Records about charts and figures:
BEGIN
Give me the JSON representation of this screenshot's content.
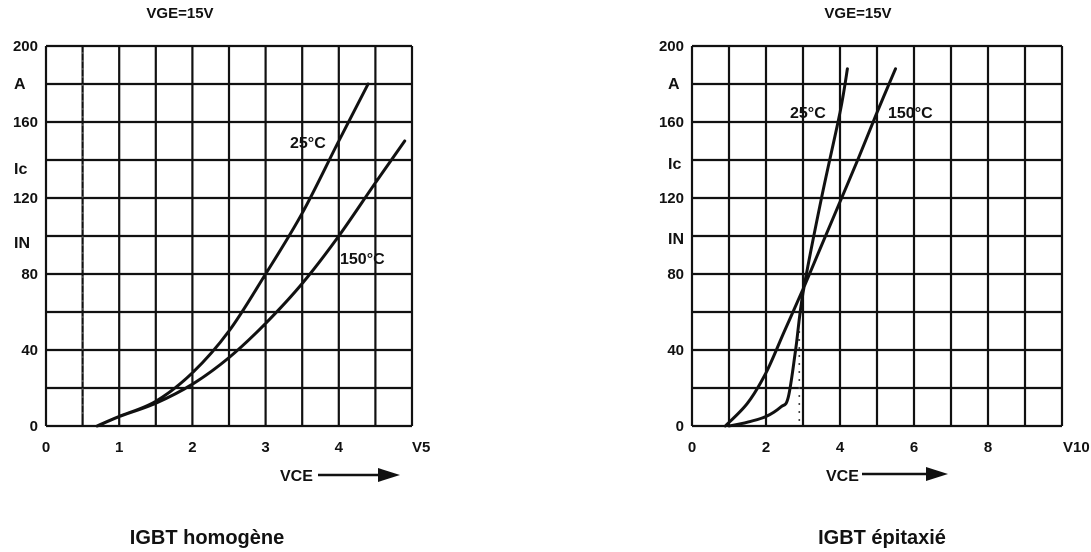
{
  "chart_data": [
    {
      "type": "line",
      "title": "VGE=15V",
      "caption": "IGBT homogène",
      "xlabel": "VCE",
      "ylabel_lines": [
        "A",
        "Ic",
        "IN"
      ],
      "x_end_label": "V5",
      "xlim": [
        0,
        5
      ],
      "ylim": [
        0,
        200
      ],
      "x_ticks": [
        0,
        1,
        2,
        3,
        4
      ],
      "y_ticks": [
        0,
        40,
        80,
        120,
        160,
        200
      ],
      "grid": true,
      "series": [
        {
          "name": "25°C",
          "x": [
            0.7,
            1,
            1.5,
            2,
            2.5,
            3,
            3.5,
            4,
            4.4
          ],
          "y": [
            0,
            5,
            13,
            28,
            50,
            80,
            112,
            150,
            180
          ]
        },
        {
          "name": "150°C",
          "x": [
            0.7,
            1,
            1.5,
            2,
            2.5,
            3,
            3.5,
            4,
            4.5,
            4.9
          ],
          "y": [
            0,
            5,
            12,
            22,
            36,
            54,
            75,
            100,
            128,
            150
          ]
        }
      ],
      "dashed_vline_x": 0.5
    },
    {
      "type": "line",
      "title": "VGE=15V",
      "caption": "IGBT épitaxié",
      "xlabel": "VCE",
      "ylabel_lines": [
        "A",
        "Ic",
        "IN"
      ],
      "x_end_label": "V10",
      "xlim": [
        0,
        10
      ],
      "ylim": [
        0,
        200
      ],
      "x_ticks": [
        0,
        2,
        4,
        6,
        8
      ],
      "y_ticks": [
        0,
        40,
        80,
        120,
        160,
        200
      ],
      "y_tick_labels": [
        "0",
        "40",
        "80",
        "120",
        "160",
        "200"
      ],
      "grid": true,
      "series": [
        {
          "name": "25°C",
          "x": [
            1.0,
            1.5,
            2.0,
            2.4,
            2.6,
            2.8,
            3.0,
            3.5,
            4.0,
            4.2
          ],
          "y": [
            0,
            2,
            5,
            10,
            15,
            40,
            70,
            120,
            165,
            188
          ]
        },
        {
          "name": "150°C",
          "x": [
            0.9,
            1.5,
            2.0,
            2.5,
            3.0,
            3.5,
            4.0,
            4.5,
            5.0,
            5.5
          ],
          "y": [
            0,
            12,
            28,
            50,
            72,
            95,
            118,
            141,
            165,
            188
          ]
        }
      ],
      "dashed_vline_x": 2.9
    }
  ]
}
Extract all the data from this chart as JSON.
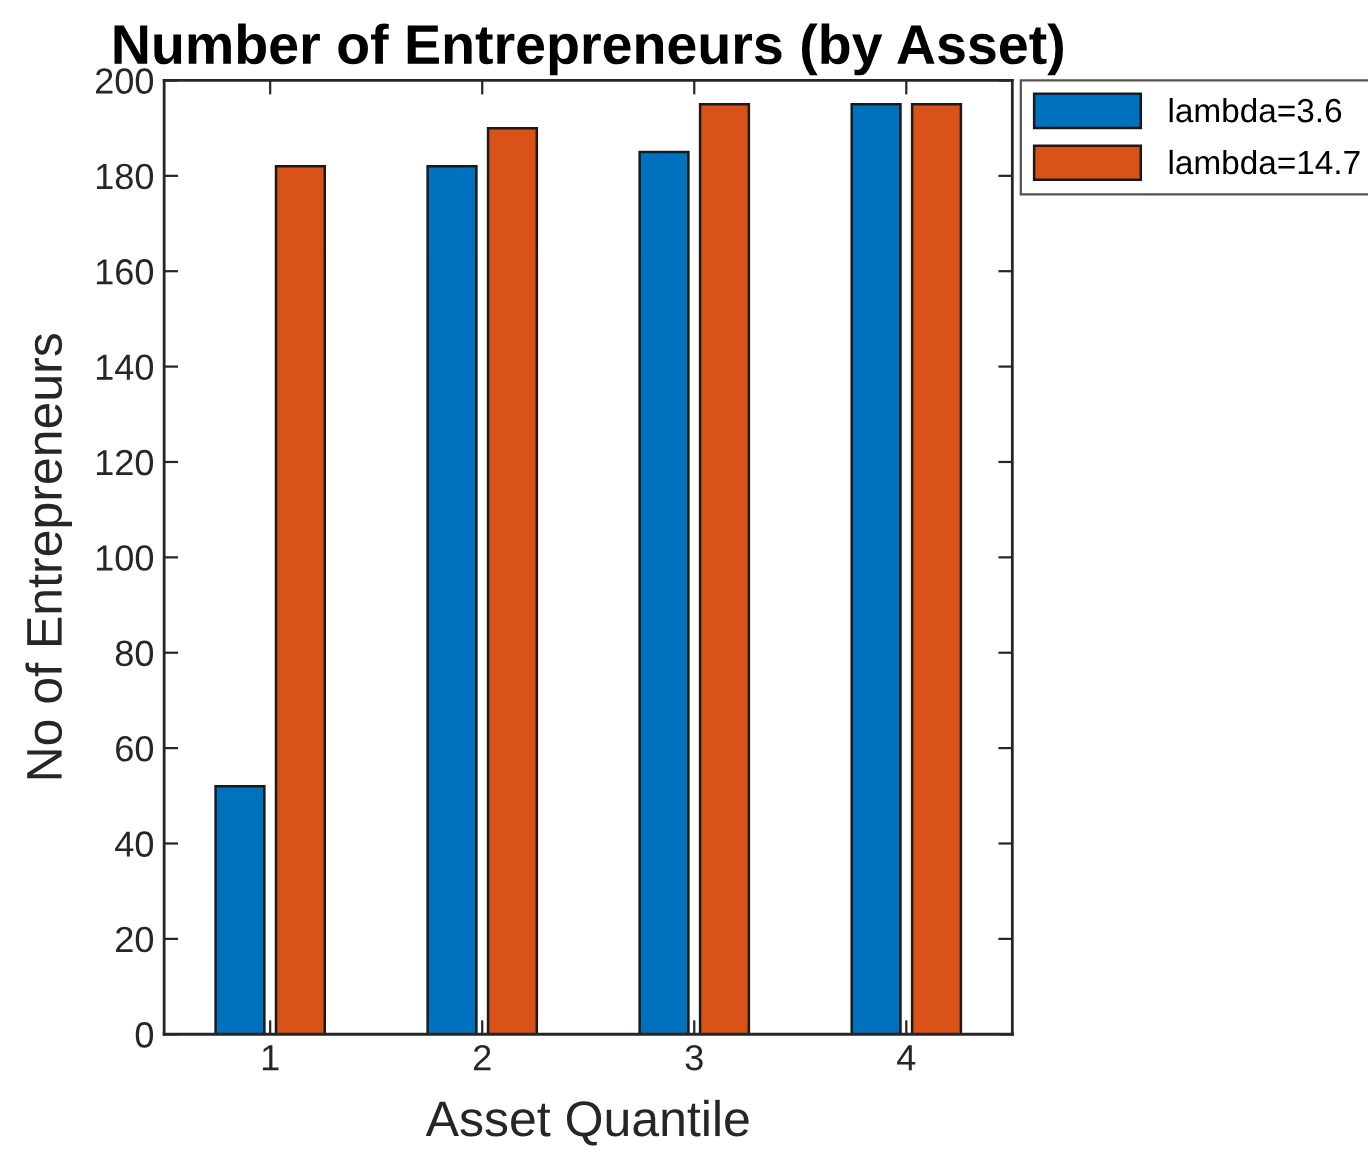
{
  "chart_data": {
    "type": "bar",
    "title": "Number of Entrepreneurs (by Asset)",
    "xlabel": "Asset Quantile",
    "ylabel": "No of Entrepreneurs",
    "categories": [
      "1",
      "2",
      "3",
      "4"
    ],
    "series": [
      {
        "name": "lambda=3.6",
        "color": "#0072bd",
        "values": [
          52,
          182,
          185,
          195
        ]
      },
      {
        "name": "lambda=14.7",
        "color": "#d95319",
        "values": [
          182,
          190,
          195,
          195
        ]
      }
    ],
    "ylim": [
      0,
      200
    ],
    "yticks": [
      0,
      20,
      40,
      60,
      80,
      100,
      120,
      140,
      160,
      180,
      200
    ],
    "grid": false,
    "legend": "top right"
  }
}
END
BEGIN
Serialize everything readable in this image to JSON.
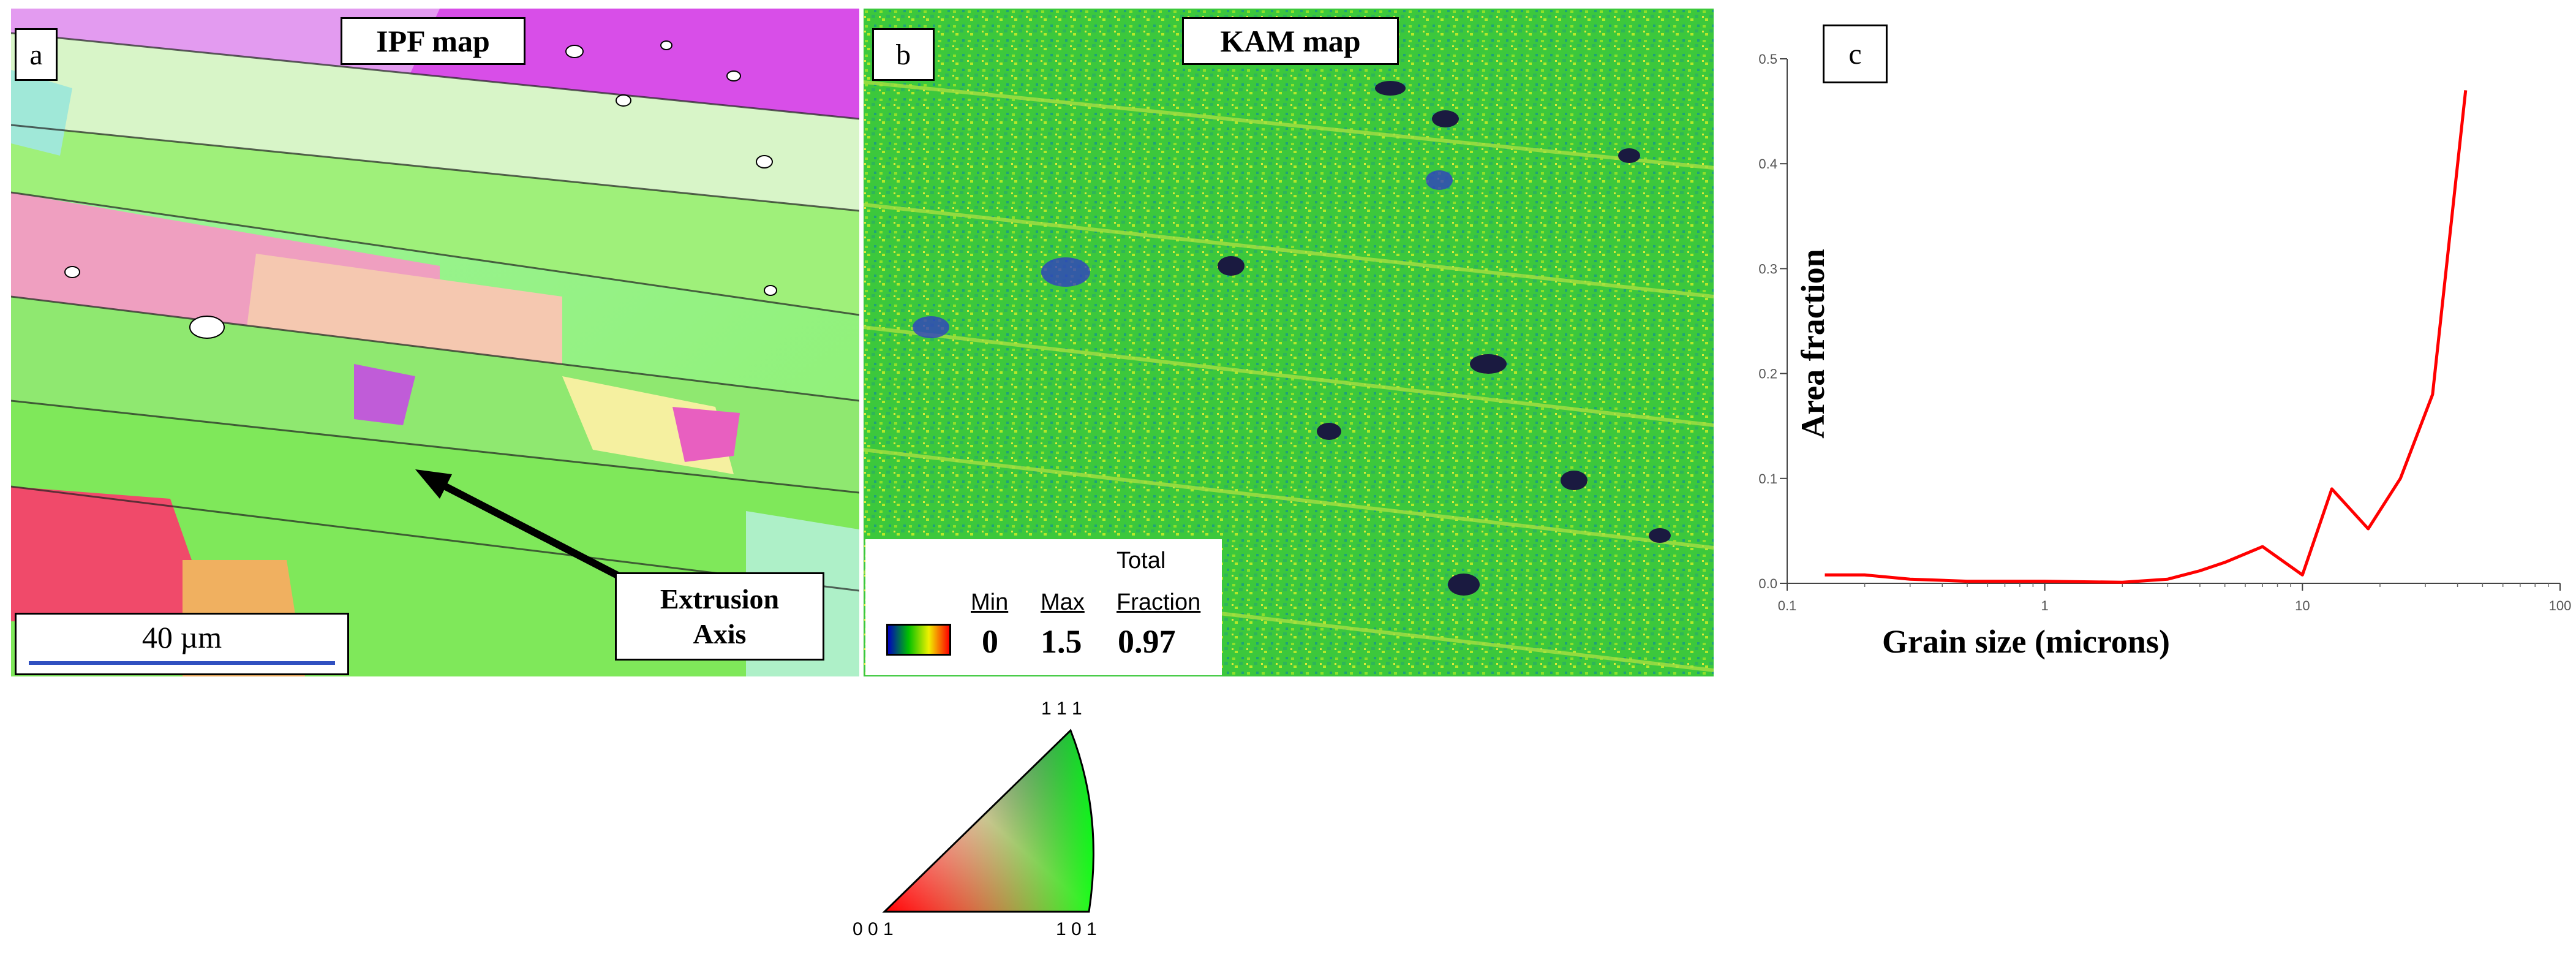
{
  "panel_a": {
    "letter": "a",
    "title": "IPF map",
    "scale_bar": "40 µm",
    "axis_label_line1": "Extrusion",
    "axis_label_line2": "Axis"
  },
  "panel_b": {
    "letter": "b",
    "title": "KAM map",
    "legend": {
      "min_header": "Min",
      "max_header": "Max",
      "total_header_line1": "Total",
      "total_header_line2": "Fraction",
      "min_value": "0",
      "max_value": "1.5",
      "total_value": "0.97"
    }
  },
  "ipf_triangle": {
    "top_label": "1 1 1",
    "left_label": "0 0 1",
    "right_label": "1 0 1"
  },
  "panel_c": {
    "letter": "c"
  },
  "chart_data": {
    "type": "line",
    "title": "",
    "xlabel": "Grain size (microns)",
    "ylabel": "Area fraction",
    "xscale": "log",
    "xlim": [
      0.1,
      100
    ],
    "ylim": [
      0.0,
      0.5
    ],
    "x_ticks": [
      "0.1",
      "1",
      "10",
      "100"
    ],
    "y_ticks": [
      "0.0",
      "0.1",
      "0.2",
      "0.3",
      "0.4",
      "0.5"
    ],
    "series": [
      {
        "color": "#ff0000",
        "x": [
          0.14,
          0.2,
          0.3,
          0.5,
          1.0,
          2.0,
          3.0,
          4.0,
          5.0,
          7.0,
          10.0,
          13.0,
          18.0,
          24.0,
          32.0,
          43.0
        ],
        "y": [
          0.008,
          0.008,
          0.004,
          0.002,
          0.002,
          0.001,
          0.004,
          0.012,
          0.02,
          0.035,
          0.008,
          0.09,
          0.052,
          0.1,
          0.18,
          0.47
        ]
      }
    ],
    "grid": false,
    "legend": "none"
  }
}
END
What you will do — Extract all lines from the data in which "type" is found.

Solution to this task —
      "type": "line",
      "type": "line",
    "type": "bar",
    "type": "line",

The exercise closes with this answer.